— WHAT IS NEEDED —
Each line containing the word "OBSERVATION" needs to be copied.

Start of LISTED RECORDS

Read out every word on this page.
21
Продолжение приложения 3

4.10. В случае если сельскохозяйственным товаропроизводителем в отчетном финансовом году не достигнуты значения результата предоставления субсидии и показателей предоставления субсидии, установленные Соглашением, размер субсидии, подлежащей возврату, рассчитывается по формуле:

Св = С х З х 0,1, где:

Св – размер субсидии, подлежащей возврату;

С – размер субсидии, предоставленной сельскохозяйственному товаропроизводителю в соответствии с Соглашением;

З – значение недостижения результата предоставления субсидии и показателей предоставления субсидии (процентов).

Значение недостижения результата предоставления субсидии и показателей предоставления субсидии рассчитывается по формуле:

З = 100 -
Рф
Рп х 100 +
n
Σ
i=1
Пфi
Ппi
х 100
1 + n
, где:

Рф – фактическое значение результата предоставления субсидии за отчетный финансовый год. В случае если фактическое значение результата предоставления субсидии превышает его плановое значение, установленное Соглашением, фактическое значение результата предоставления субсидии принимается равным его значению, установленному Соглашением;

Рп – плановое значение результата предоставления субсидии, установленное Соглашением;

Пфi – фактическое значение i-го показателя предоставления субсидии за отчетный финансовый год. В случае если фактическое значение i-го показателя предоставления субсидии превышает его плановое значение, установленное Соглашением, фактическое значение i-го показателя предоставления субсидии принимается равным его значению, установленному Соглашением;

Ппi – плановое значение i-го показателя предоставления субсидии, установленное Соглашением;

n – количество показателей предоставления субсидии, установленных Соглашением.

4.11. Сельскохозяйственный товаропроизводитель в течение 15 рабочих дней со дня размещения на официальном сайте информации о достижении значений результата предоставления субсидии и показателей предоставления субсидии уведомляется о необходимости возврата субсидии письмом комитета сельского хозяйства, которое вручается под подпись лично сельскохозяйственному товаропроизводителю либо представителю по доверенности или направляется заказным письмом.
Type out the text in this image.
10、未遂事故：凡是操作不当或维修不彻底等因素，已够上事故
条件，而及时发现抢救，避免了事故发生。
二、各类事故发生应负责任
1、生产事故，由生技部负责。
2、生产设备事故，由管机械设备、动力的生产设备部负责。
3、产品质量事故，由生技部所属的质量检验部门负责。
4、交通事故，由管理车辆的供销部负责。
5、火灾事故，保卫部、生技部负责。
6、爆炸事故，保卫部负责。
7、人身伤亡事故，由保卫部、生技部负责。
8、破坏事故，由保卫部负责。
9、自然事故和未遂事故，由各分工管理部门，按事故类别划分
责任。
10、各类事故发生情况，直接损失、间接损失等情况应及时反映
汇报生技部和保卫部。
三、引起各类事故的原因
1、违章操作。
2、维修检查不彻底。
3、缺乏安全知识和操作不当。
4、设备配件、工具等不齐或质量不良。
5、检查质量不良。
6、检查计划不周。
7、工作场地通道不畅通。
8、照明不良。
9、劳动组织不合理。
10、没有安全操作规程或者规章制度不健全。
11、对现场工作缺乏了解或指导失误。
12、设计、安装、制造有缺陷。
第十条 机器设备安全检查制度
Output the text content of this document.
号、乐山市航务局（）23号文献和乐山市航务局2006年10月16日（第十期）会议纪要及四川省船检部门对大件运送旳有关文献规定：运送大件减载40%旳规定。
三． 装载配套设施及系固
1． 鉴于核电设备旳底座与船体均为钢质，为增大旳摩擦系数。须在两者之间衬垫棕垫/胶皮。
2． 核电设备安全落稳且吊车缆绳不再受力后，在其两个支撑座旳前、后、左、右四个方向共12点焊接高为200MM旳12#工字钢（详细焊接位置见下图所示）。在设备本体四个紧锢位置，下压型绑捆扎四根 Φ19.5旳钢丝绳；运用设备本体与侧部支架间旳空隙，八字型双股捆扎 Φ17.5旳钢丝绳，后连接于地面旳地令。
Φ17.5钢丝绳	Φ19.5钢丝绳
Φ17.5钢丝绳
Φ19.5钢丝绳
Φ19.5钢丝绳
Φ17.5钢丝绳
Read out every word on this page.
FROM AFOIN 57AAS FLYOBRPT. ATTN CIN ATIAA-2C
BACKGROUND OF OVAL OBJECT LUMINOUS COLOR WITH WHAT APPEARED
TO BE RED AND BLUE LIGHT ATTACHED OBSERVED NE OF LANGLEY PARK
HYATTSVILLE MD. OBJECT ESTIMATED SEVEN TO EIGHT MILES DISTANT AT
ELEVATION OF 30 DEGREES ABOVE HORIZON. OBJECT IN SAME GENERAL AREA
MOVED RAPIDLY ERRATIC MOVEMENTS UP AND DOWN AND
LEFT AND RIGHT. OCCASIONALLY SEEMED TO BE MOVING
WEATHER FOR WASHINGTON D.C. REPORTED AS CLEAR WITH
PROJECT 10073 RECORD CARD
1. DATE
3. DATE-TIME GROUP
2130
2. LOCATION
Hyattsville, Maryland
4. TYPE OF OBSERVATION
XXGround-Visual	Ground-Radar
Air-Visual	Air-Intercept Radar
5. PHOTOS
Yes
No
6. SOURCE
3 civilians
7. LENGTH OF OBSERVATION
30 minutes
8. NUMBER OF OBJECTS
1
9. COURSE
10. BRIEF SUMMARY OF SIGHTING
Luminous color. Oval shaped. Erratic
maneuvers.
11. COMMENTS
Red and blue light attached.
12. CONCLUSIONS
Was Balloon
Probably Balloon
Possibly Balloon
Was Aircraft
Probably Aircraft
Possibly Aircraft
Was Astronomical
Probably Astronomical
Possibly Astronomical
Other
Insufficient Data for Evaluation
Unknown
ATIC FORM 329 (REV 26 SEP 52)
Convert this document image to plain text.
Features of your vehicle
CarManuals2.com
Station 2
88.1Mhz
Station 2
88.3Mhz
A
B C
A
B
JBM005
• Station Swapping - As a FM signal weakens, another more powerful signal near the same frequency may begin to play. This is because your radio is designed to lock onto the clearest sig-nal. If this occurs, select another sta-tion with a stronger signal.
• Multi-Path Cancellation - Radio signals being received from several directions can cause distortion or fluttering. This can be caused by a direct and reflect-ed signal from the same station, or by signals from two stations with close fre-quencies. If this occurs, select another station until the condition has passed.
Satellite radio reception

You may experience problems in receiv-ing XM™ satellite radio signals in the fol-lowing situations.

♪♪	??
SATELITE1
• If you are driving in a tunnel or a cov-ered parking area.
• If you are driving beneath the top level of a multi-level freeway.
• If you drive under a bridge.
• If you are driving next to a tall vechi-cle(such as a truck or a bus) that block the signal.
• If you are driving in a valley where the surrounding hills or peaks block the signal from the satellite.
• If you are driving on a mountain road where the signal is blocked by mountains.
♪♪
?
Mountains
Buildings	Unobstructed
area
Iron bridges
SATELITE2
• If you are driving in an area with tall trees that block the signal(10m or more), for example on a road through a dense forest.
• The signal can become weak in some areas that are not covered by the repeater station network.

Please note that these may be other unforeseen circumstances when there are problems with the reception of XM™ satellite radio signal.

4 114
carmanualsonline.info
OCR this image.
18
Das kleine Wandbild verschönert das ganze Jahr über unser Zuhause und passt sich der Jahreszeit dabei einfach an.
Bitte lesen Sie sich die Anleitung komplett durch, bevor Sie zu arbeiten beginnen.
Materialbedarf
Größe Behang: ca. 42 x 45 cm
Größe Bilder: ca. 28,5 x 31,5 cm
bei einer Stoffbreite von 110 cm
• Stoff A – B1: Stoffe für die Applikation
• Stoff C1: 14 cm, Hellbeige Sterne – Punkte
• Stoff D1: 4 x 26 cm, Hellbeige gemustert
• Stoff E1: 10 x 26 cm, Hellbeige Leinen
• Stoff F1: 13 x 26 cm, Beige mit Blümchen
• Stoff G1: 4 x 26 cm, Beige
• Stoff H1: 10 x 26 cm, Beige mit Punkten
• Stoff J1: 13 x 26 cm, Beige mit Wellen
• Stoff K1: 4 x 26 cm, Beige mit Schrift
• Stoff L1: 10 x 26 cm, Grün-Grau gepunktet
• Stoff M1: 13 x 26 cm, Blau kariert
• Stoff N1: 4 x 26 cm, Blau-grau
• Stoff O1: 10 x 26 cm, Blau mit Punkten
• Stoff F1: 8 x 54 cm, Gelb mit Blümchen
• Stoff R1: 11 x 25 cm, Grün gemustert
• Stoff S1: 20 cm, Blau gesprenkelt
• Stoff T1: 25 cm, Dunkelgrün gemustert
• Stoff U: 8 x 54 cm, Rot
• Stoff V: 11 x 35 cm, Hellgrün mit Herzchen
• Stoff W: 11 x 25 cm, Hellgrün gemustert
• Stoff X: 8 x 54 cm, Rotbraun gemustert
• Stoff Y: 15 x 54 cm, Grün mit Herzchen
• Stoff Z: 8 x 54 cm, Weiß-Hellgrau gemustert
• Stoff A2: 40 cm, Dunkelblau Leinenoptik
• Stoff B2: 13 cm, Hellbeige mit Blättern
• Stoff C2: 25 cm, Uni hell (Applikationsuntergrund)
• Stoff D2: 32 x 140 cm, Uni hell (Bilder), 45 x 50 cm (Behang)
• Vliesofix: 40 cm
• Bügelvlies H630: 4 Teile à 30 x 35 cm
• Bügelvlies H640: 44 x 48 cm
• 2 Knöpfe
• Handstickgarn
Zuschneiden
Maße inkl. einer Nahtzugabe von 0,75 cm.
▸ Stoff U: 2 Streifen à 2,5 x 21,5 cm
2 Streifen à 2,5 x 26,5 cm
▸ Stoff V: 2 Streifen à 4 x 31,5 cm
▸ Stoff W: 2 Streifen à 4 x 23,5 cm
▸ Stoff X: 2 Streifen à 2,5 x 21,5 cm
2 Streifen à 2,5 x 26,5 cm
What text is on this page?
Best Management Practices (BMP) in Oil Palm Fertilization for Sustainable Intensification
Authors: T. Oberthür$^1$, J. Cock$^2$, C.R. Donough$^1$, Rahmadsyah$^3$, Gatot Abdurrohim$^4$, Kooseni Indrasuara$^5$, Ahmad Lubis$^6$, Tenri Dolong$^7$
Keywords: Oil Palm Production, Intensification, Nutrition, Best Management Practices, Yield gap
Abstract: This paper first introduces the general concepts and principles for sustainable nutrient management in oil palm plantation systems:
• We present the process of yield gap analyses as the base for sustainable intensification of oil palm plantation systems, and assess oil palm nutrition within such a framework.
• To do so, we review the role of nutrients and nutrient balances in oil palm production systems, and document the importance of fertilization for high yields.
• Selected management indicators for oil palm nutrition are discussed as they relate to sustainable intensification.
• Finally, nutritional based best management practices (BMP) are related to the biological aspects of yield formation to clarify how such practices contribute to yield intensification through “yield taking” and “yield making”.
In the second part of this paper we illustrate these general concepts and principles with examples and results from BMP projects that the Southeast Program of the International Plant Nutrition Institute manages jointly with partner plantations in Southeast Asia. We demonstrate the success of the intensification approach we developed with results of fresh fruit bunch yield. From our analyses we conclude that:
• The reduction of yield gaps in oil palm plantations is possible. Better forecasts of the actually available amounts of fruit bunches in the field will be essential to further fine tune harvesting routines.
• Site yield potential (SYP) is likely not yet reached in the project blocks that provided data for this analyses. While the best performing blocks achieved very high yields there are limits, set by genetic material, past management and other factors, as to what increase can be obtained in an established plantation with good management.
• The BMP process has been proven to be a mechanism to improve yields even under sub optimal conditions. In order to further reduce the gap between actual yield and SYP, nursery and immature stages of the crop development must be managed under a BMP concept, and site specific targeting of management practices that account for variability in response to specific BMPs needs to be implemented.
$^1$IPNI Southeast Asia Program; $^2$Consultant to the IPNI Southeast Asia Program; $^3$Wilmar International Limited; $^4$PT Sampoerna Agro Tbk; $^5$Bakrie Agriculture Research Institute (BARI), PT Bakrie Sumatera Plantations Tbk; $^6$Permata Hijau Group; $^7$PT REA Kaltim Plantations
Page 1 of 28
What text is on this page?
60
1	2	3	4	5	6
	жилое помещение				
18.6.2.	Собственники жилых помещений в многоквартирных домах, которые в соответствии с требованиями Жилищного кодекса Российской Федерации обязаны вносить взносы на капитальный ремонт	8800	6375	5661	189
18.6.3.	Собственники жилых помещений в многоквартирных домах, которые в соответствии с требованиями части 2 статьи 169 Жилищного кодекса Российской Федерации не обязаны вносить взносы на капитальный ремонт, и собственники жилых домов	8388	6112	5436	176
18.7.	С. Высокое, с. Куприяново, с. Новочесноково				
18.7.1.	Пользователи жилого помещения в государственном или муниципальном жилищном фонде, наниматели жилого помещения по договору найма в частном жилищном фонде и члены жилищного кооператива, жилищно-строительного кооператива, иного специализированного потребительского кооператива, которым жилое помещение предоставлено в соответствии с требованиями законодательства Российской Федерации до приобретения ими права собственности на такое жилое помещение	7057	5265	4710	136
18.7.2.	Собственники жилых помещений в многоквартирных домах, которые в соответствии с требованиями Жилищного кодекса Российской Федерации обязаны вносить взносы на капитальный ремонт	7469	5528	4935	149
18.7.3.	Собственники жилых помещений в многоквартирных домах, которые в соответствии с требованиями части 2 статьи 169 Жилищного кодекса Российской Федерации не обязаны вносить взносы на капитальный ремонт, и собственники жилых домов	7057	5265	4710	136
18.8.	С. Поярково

End of LISTED RECORDS

— REPLY —
4. TYPE OF OBSERVATION
7. LENGTH OF OBSERVATION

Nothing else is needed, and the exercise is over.